**Request:**
Repeat every entry in the listing below, exactly.

══ Supplied material ══

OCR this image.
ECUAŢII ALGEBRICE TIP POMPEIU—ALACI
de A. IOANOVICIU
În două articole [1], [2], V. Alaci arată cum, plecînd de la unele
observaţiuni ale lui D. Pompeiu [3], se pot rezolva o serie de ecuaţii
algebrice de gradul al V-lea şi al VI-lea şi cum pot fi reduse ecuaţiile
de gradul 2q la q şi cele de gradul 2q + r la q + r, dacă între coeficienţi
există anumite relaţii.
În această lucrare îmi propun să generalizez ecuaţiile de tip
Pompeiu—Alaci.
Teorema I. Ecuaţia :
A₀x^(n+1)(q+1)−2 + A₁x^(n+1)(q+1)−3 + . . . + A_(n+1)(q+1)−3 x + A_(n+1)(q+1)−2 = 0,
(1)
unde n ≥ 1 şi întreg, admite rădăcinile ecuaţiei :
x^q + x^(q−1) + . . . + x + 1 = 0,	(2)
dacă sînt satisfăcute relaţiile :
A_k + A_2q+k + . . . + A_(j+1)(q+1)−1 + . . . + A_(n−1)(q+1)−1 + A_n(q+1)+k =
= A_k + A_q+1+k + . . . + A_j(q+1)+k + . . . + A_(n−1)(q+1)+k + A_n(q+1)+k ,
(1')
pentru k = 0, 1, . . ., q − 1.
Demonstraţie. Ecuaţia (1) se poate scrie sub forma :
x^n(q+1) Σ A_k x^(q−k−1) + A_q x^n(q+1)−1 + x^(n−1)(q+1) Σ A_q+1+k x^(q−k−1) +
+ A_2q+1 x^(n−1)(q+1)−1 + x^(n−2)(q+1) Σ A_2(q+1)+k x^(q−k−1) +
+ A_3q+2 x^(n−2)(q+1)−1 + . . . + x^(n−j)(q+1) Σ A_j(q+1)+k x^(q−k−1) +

═══

**Result of this exercise:**
OCR this image.
ECUAŢII ALGEBRICE TIP POMPEIU—ALACI
de A. IOANOVICIU
În două articole [1], [2], V. Alaci arată cum, plecînd de la unele
observaţiuni ale lui D. Pompeiu [3], se pot rezolva o serie de ecuaţii
algebrice de gradul al V-lea şi al VI-lea şi cum pot fi reduse ecuaţiile
de gradul 2q la q şi cele de gradul 2q + r la q + r, dacă între coeficienţi
există anumite relaţii.
În această lucrare îmi propun să generalizez ecuaţiile de tip
Pompeiu—Alaci.
Teorema I. Ecuaţia :
A₀x^(n+1)(q+1)−2 + A₁x^(n+1)(q+1)−3 + . . . + A_(n+1)(q+1)−3 x + A_(n+1)(q+1)−2 = 0,
(1)
unde n ≥ 1 şi întreg, admite rădăcinile ecuaţiei :
x^q + x^(q−1) + . . . + x + 1 = 0,	(2)
dacă sînt satisfăcute relaţiile :
A_k + A_2q+k + . . . + A_(j+1)(q+1)−1 + . . . + A_(n−1)(q+1)−1 + A_n(q+1)+k =
= A_k + A_q+1+k + . . . + A_j(q+1)+k + . . . + A_(n−1)(q+1)+k + A_n(q+1)+k ,
(1')
pentru k = 0, 1, . . ., q − 1.
Demonstraţie. Ecuaţia (1) se poate scrie sub forma :
x^n(q+1) Σ A_k x^(q−k−1) + A_q x^n(q+1)−1 + x^(n−1)(q+1) Σ A_q+1+k x^(q−k−1) +
+ A_2q+1 x^(n−1)(q+1)−1 + x^(n−2)(q+1) Σ A_2(q+1)+k x^(q−k−1) +
+ A_3q+2 x^(n−2)(q+1)−1 + . . . + x^(n−j)(q+1) Σ A_j(q+1)+k x^(q−k−1) +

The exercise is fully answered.